* **EXERCISE OBJECTIVE**
All of the records below must be output exactly, with no pictures carried over.

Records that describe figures
□ □ □ □
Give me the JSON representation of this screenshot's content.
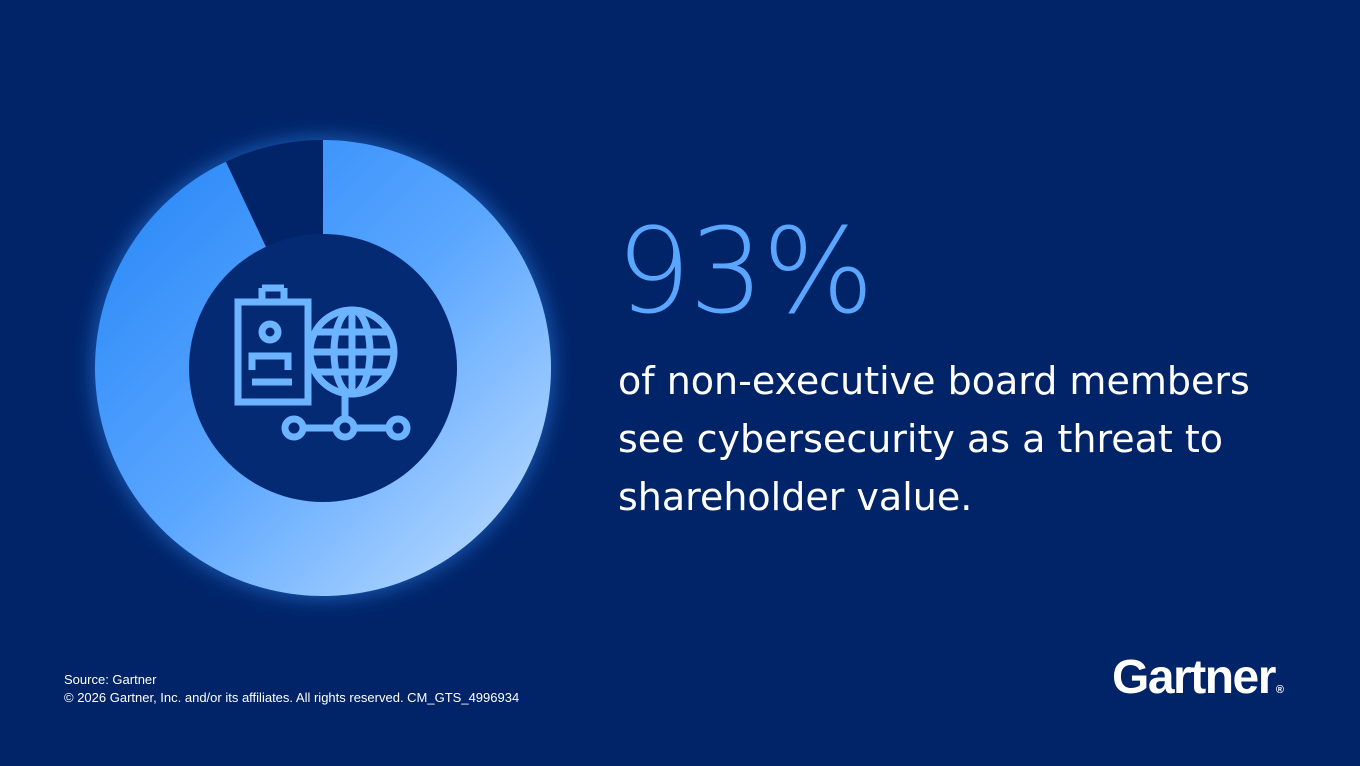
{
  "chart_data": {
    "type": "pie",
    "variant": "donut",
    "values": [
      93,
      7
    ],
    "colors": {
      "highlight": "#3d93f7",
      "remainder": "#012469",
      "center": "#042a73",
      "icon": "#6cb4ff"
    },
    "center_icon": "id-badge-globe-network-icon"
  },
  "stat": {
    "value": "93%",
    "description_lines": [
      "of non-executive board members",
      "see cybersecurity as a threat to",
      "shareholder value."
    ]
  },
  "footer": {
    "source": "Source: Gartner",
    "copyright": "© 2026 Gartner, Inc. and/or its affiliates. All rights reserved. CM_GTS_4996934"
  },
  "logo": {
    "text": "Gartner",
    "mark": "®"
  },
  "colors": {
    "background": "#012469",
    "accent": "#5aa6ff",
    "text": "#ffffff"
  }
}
□ □ □ □
* **EXERCISE RESULT**
Give me the JSON representation of this screenshot's content.
{
  "chart_data": {
    "type": "pie",
    "variant": "donut",
    "values": [
      93,
      7
    ],
    "colors": {
      "highlight": "#3d93f7",
      "remainder": "#012469",
      "center": "#042a73",
      "icon": "#6cb4ff"
    },
    "center_icon": "id-badge-globe-network-icon"
  },
  "stat": {
    "value": "93%",
    "description_lines": [
      "of non-executive board members",
      "see cybersecurity as a threat to",
      "shareholder value."
    ]
  },
  "footer": {
    "source": "Source: Gartner",
    "copyright": "© 2026 Gartner, Inc. and/or its affiliates. All rights reserved. CM_GTS_4996934"
  },
  "logo": {
    "text": "Gartner",
    "mark": "®"
  },
  "colors": {
    "background": "#012469",
    "accent": "#5aa6ff",
    "text": "#ffffff"
  }
}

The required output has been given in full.